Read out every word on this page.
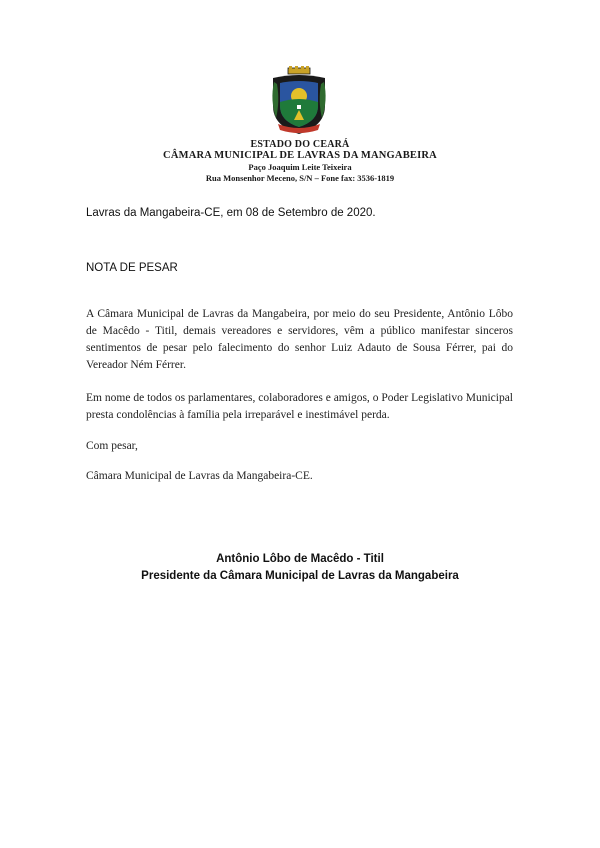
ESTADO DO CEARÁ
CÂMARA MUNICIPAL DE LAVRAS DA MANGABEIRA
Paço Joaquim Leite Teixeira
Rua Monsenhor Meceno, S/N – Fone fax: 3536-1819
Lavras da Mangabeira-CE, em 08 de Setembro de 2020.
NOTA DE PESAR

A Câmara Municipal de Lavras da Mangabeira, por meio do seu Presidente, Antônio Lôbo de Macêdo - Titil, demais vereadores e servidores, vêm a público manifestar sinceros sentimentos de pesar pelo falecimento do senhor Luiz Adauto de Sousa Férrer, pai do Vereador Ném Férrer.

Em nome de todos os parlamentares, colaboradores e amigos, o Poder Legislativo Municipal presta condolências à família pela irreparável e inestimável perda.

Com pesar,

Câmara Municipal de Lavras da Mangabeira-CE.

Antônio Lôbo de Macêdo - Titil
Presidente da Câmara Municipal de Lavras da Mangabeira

...

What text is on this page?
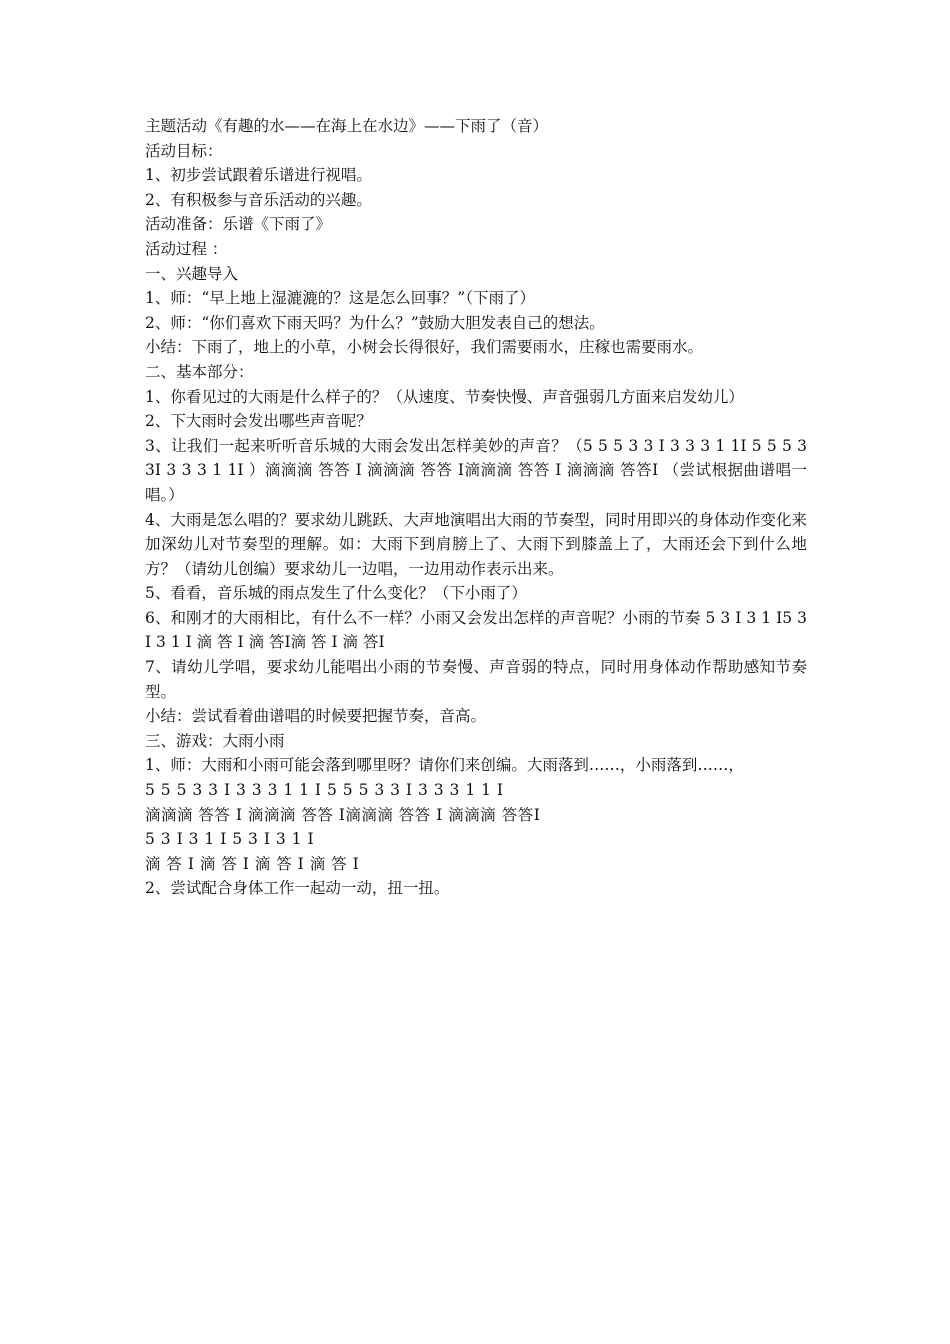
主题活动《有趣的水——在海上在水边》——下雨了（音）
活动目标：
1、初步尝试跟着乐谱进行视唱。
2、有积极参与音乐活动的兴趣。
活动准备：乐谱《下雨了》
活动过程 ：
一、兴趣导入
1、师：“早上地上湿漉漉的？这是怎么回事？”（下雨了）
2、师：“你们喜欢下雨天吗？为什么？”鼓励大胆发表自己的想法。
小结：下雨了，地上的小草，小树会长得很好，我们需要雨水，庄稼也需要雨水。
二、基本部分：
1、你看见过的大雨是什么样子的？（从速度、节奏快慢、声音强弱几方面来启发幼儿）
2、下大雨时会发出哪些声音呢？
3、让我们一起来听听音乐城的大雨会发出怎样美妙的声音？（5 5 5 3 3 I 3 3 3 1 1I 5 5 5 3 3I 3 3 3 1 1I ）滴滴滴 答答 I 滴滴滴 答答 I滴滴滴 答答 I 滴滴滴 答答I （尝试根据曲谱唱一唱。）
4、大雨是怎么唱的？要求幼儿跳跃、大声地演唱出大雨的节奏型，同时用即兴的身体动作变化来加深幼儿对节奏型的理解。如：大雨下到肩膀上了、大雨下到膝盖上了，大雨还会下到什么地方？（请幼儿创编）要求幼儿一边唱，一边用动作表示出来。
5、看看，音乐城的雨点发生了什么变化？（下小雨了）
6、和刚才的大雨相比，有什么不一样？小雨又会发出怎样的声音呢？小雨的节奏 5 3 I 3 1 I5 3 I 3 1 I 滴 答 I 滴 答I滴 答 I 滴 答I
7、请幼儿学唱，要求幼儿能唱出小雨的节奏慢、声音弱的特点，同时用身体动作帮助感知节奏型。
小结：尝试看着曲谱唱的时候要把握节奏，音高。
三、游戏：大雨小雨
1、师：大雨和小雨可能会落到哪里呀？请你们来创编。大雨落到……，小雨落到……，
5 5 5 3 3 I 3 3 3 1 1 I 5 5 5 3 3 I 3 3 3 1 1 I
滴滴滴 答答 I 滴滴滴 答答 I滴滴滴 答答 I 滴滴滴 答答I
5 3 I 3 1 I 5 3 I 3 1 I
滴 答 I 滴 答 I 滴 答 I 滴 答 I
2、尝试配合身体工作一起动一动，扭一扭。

* [YOUR OBJECTIVE] In the records above, how many lines contain the string "I滴滴滴"? State that number only.

* [EXERCISE RESULT] 2